== Exercise instructions ==
Lines containing the string "this" are to be counted; report the number and nothing more.
•••••
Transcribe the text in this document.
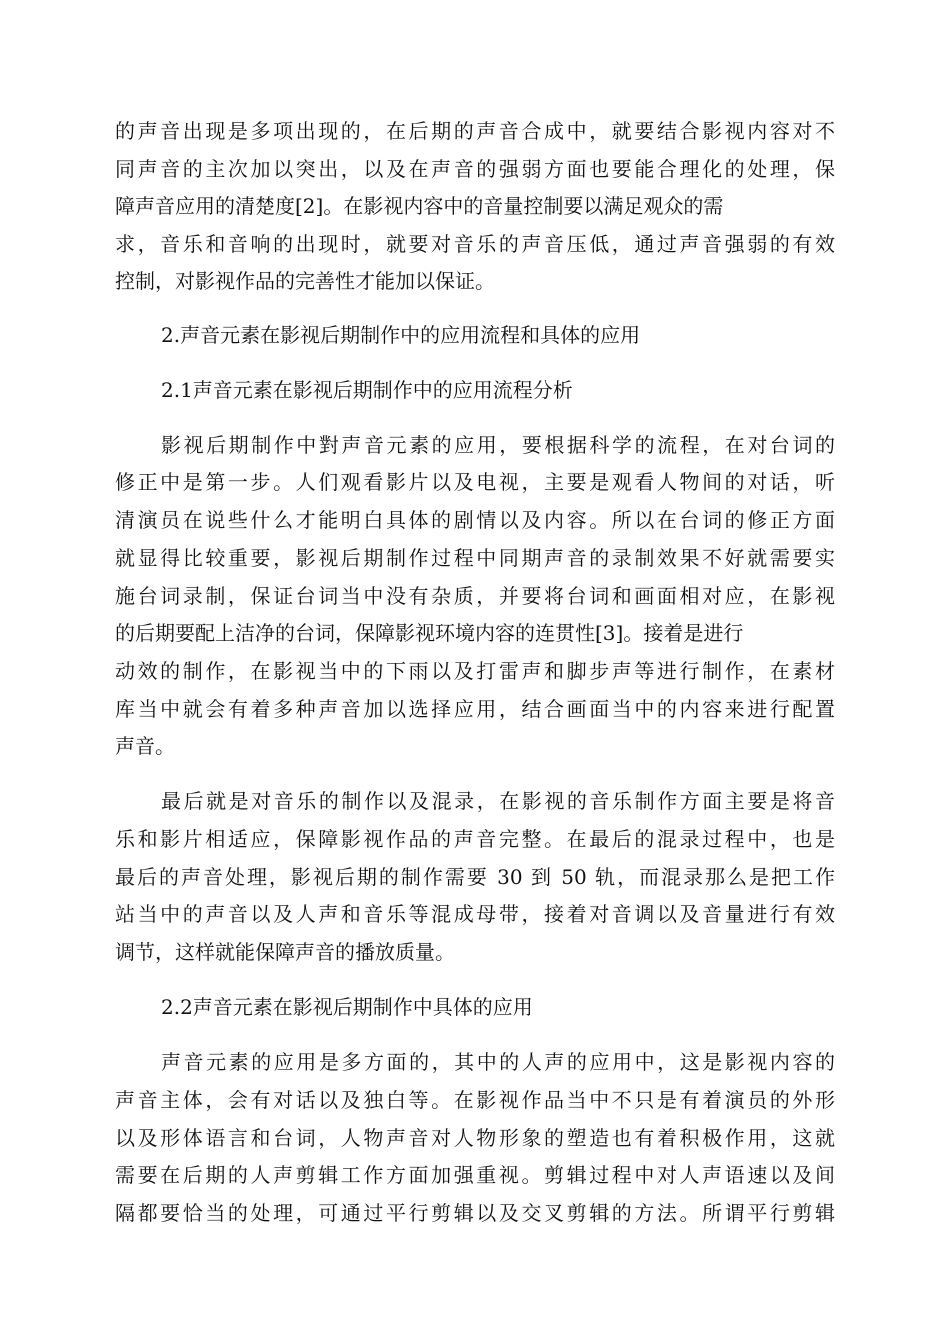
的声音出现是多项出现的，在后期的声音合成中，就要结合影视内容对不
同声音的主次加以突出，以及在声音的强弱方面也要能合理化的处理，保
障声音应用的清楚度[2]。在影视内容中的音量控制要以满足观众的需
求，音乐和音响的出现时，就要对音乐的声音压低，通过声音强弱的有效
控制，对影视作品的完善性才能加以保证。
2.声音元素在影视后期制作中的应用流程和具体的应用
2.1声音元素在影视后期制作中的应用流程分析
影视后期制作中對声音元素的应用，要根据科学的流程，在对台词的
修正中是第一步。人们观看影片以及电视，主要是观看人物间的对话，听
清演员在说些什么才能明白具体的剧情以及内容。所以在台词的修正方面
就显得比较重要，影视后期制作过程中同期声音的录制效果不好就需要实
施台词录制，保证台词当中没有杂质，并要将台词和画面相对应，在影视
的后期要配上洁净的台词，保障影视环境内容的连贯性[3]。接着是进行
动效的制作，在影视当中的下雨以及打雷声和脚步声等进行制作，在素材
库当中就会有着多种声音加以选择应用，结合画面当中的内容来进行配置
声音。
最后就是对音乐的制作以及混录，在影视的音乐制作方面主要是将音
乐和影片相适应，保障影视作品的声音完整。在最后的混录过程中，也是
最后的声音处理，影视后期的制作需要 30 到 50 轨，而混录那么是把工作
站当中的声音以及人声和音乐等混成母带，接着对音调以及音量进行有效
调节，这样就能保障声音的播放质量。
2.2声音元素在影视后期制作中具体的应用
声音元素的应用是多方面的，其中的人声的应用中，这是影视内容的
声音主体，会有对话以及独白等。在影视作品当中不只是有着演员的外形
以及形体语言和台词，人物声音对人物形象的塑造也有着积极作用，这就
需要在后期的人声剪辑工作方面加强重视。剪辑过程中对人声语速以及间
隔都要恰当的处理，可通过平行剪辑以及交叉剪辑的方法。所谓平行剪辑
•••••
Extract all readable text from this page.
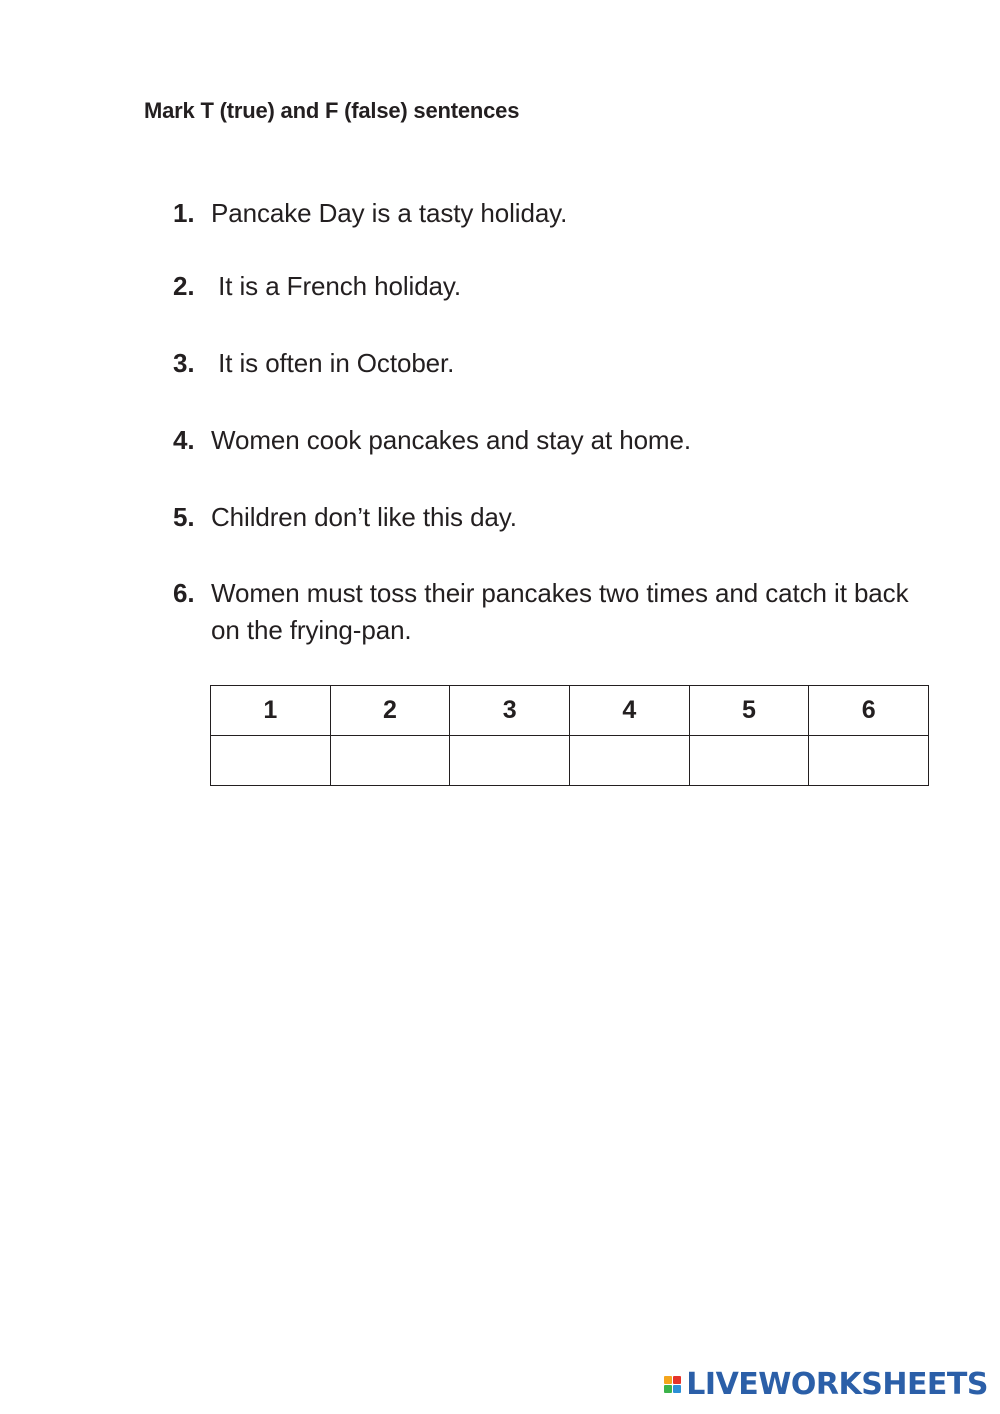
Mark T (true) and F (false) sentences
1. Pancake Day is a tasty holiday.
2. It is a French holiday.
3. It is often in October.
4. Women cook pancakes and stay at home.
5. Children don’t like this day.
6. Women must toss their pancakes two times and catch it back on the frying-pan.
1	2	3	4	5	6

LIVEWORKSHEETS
•••••
== Exercise solution ==
3